-- BEGIN --

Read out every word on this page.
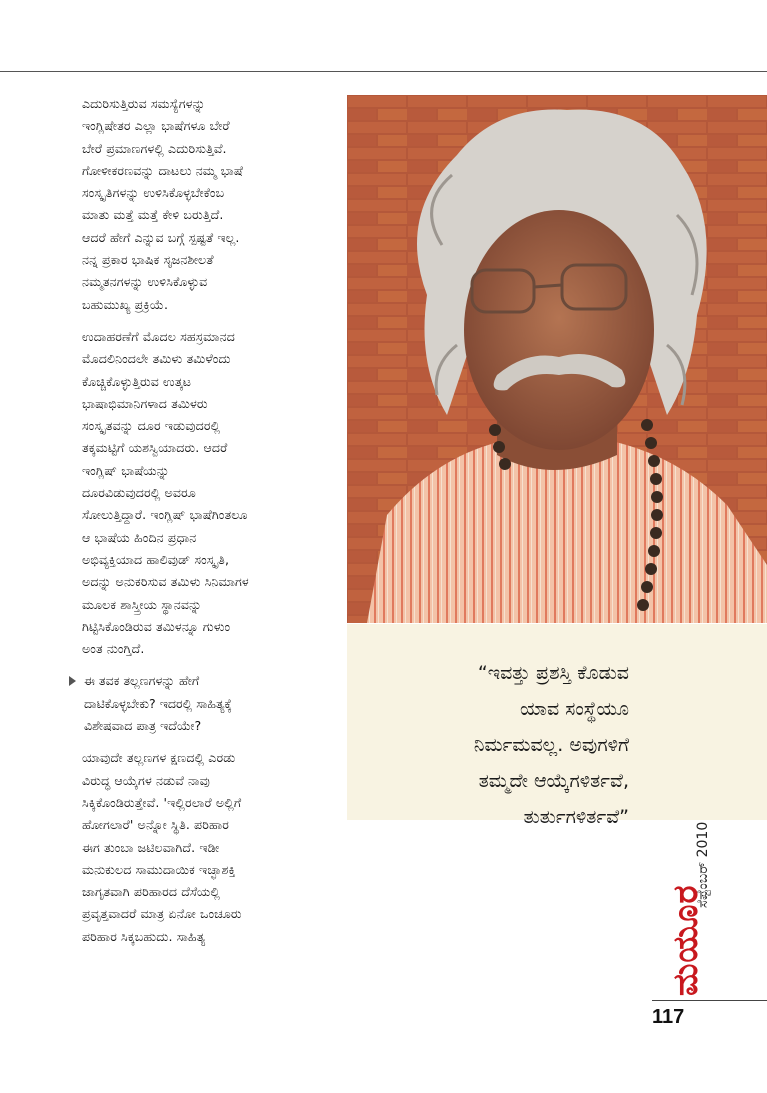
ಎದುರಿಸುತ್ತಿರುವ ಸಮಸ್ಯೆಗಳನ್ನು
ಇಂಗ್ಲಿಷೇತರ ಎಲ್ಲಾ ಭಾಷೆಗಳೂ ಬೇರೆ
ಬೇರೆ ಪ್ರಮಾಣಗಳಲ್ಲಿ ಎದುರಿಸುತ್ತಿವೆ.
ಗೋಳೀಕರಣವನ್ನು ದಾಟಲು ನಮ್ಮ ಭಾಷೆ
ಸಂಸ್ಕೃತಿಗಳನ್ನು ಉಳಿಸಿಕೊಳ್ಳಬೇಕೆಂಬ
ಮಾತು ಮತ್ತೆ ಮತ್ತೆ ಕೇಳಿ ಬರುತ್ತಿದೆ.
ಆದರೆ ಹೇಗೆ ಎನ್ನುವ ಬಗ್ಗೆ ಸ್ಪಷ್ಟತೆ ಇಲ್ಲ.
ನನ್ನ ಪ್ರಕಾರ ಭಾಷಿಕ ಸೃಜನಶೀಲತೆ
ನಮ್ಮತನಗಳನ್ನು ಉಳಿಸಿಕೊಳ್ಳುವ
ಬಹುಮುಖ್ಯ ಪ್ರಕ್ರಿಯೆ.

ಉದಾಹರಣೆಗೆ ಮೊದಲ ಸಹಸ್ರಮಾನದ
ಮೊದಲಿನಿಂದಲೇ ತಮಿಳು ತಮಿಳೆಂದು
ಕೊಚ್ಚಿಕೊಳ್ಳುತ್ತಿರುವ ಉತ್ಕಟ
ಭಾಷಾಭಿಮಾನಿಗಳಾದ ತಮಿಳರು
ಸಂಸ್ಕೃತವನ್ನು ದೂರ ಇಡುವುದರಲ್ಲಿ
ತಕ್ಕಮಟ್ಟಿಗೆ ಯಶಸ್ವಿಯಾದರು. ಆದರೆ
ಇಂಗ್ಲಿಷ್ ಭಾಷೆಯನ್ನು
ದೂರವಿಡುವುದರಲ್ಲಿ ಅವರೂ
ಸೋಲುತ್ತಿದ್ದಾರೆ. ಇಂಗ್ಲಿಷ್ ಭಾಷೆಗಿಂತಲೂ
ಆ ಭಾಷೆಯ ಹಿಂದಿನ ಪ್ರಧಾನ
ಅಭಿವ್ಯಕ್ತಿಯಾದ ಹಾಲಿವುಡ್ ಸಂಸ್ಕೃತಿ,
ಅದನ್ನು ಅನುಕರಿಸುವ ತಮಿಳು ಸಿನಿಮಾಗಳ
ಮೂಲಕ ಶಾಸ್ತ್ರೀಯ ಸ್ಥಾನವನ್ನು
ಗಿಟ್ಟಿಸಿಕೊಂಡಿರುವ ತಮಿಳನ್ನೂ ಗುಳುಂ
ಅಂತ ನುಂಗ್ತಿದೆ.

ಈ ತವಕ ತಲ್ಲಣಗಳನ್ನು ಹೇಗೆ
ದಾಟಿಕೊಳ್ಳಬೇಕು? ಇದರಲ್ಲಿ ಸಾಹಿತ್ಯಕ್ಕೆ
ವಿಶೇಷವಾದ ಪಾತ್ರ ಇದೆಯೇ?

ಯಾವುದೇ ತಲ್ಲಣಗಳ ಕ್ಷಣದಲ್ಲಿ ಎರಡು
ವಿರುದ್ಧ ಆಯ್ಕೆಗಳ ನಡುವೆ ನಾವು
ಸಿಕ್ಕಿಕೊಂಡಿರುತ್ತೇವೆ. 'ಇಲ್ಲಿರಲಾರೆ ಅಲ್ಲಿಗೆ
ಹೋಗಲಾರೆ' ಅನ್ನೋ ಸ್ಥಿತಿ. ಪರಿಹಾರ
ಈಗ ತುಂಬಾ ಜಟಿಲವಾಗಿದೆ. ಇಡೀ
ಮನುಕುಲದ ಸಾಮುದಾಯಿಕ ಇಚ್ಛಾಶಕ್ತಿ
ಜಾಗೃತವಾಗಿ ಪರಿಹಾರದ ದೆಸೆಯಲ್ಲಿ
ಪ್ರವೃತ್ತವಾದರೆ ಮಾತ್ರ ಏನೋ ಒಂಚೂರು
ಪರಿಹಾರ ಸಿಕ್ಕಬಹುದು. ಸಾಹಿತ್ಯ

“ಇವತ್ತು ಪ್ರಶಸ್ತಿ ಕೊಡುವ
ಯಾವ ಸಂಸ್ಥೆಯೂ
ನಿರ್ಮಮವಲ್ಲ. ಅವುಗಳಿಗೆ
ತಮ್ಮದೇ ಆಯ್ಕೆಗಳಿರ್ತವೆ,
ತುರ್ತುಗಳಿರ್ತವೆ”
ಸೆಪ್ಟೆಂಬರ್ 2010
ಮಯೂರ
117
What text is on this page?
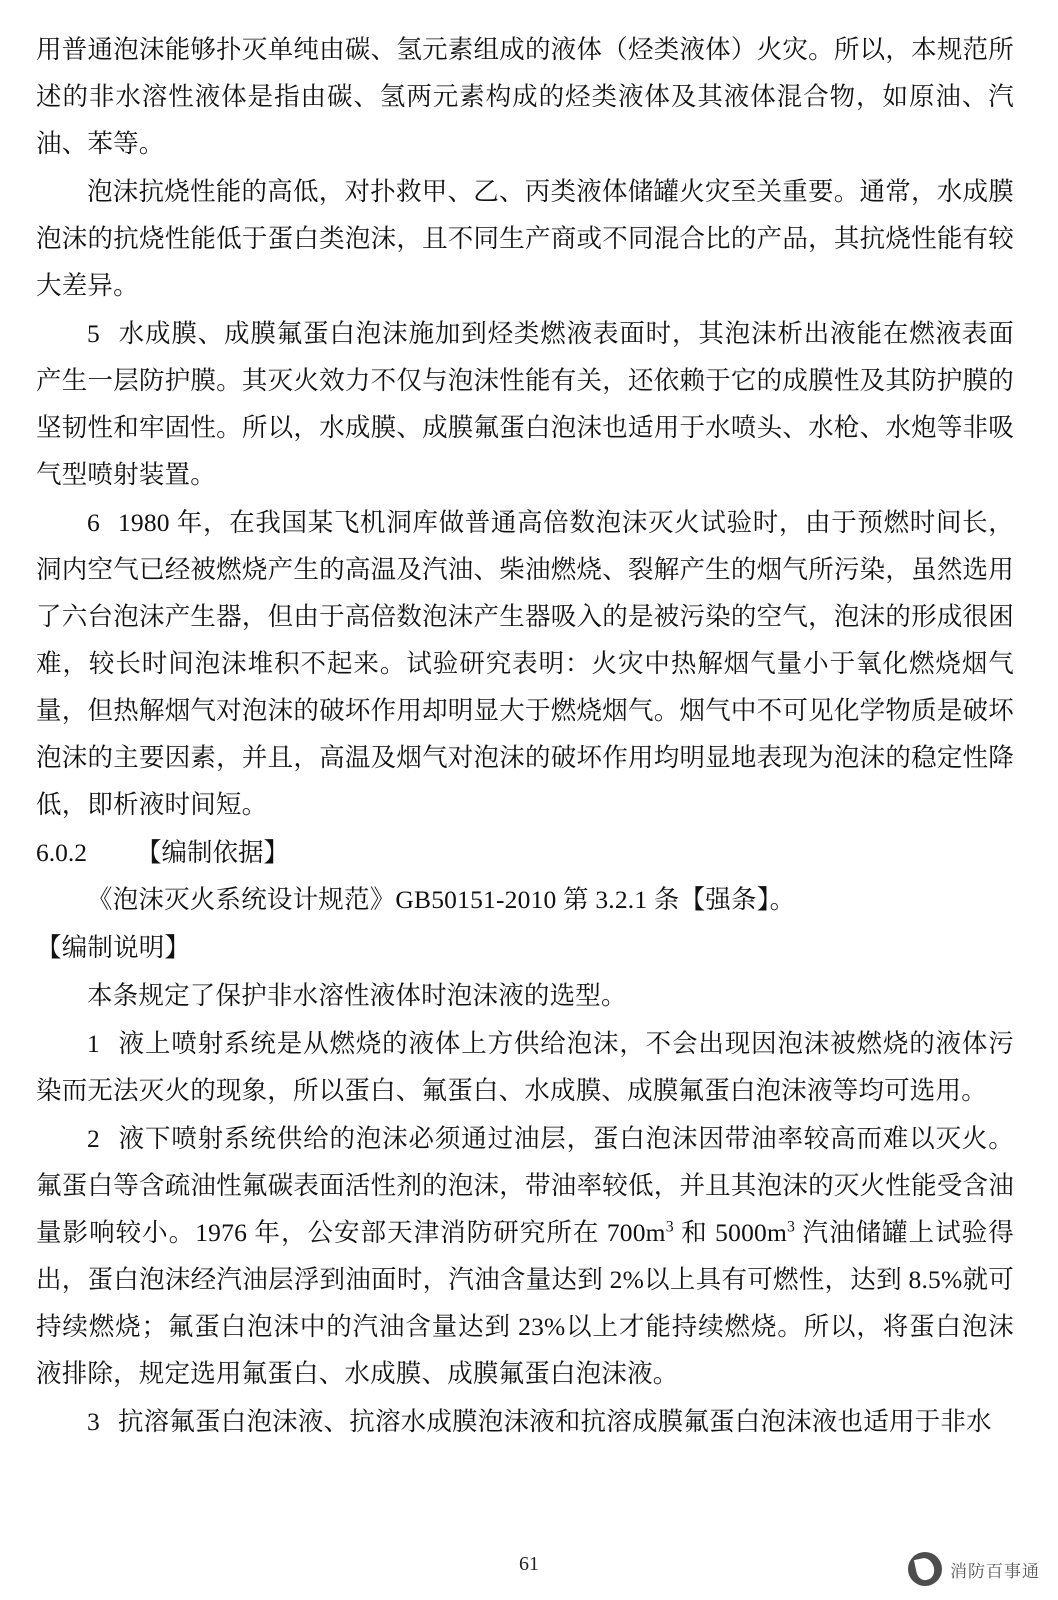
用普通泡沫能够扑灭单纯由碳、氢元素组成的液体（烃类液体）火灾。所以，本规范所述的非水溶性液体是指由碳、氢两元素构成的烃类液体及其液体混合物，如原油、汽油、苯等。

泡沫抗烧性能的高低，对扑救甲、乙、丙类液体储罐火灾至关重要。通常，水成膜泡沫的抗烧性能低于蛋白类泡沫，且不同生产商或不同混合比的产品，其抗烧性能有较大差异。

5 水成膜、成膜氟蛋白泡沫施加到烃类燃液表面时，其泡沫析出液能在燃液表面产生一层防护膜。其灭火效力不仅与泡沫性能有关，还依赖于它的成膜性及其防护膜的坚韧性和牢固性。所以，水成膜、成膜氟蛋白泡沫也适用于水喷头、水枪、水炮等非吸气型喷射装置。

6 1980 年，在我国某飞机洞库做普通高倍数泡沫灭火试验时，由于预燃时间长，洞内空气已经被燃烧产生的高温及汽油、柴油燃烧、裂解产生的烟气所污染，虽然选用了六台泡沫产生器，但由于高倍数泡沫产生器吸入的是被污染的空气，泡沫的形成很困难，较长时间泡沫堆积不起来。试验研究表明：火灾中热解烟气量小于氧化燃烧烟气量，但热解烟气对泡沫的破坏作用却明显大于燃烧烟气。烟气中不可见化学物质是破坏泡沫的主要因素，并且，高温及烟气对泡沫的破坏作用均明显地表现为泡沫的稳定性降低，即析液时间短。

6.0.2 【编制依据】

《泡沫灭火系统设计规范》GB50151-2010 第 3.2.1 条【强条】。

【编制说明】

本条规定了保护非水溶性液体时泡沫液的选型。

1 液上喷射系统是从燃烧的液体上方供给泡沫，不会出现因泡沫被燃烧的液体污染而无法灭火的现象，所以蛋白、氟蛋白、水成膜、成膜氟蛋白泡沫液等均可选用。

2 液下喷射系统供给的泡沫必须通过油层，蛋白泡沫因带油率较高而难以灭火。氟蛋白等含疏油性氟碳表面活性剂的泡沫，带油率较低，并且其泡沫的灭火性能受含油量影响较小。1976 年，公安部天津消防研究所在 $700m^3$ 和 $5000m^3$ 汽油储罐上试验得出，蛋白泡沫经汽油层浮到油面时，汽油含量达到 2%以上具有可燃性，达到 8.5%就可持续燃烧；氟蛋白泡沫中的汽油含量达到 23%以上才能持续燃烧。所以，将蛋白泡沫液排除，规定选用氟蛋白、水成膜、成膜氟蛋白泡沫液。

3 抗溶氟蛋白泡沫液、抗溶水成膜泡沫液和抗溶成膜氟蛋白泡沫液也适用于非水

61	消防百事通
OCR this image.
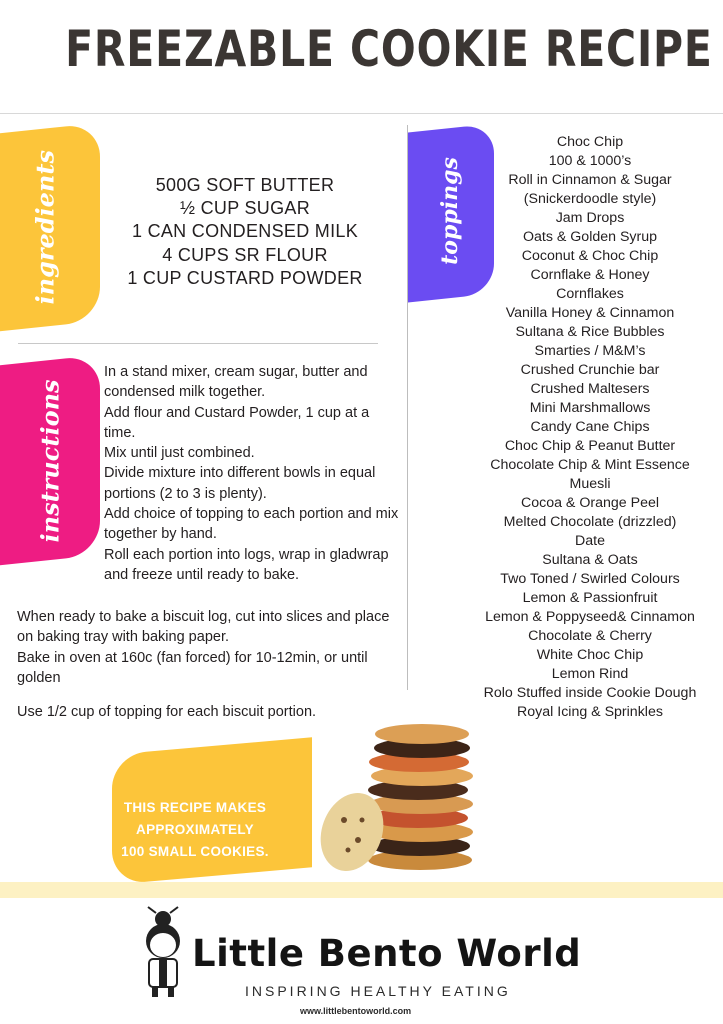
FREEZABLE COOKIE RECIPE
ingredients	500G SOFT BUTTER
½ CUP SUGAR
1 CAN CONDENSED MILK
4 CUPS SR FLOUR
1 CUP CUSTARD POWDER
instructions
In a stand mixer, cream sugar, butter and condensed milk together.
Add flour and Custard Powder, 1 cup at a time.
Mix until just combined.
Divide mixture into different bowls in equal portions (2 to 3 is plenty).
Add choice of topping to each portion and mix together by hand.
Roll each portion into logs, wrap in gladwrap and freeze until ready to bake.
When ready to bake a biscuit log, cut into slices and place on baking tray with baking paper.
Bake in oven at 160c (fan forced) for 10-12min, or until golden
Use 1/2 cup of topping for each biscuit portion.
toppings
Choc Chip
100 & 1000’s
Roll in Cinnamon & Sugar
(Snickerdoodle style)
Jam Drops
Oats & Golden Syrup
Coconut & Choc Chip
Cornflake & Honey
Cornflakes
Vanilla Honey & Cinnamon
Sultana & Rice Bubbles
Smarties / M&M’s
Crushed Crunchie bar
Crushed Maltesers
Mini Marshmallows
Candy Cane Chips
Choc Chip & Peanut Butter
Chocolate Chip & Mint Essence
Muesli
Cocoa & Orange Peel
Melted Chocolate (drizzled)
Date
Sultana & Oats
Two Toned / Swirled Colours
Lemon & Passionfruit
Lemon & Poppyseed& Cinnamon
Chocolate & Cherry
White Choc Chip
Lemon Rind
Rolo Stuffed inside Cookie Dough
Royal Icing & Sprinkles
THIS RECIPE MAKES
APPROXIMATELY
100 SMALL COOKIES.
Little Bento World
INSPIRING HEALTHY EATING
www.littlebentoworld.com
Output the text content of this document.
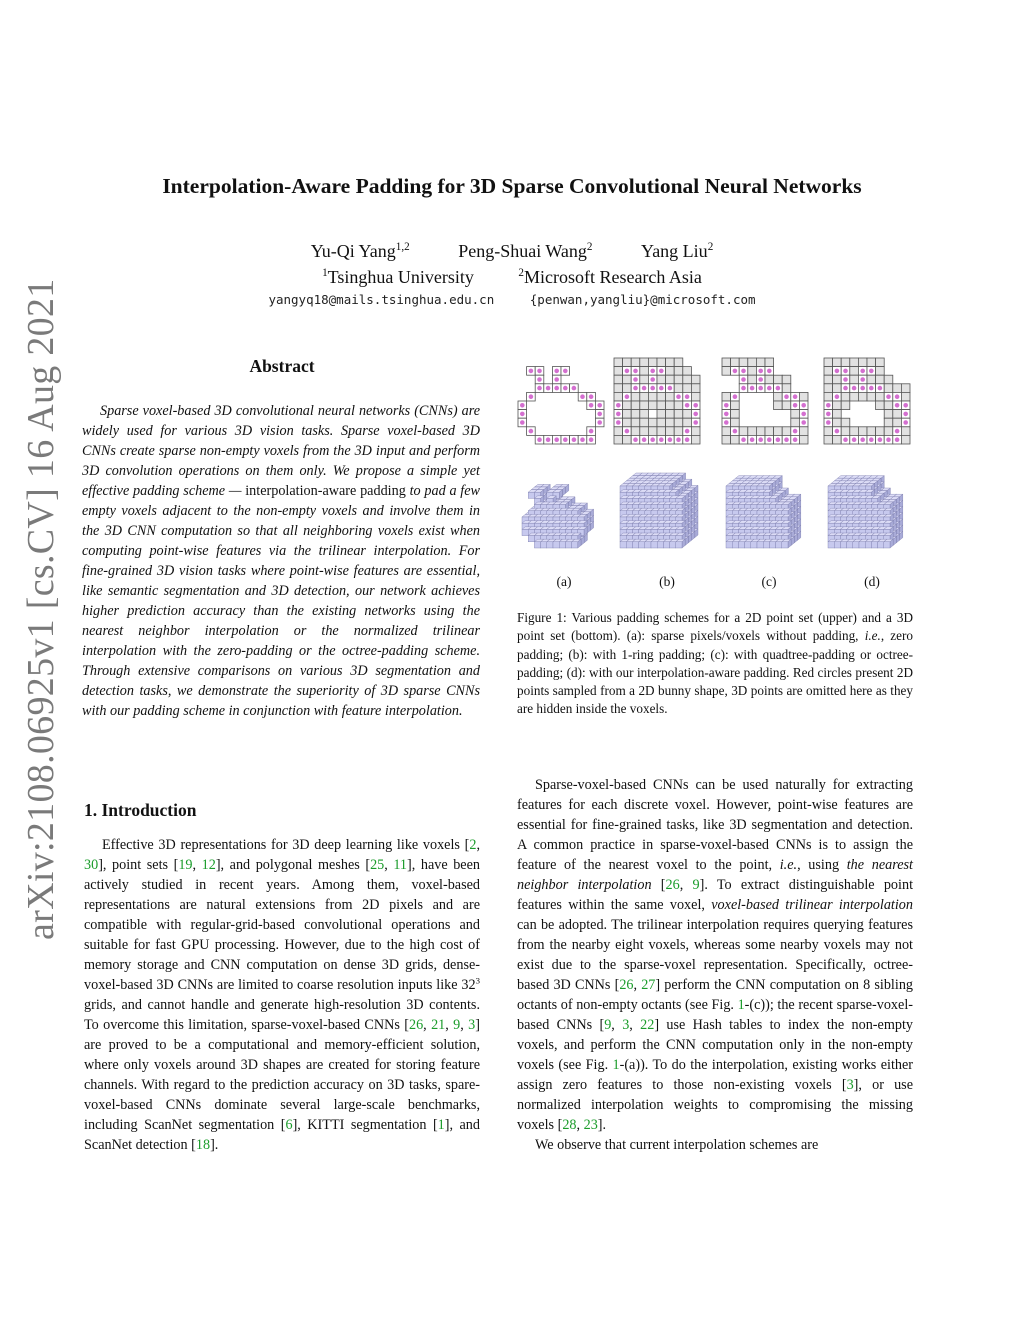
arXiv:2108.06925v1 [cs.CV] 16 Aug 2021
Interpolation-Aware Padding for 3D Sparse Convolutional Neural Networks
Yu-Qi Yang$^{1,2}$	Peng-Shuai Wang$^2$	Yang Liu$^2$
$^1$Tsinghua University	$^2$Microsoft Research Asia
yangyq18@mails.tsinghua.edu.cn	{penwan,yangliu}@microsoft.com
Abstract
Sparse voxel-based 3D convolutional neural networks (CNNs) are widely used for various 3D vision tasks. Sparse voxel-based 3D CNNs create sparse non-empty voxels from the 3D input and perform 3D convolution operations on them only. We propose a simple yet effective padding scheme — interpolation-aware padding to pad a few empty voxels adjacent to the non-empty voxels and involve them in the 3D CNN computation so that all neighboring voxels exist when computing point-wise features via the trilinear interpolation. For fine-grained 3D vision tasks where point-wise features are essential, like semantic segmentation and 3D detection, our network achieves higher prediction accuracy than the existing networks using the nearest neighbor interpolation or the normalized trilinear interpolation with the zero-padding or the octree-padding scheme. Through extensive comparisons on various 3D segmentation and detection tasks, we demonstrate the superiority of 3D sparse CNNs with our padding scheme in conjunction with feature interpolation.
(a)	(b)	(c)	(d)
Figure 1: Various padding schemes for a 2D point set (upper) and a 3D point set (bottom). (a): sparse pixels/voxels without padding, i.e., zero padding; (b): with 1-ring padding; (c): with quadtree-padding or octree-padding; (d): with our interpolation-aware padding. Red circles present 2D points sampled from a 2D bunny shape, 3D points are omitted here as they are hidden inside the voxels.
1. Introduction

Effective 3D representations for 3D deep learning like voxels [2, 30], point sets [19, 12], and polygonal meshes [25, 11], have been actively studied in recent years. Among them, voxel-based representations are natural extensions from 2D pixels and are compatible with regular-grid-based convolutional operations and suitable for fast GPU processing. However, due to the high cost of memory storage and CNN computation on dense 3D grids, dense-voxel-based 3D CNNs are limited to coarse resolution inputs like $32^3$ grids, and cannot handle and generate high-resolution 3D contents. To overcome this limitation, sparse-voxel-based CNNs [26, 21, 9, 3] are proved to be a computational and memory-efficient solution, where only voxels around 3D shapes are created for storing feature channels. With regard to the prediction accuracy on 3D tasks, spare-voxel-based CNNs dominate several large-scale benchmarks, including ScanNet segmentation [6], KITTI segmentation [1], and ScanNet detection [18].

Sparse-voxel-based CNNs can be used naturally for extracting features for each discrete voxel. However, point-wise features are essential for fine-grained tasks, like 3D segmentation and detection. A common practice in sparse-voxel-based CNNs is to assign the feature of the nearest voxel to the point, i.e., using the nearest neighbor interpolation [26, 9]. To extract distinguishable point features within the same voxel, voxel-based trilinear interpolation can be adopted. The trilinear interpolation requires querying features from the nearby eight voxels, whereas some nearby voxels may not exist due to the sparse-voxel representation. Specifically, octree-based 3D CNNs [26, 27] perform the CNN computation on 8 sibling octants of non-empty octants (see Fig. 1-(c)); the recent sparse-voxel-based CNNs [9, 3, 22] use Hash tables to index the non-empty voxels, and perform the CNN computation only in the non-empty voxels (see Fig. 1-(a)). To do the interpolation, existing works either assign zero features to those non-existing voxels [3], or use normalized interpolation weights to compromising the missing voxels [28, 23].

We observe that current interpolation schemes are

-- END --

● **Task goal**: List all lines holding the string "schemes".

● **Task answer**:
Figure 1: Various padding schemes for a 2D point set (upper) and a 3D point set (bottom). (a): sparse pixels/voxels without padding, i.e., zero padding; (b): with 1-ring padding; (c): with quadtree-padding or octree-padding; (d): with our interpolation-aware padding. Red circles present 2D points sampled from a 2D bunny shape, 3D points are omitted here as they are hidden inside the voxels.
We observe that current interpolation schemes are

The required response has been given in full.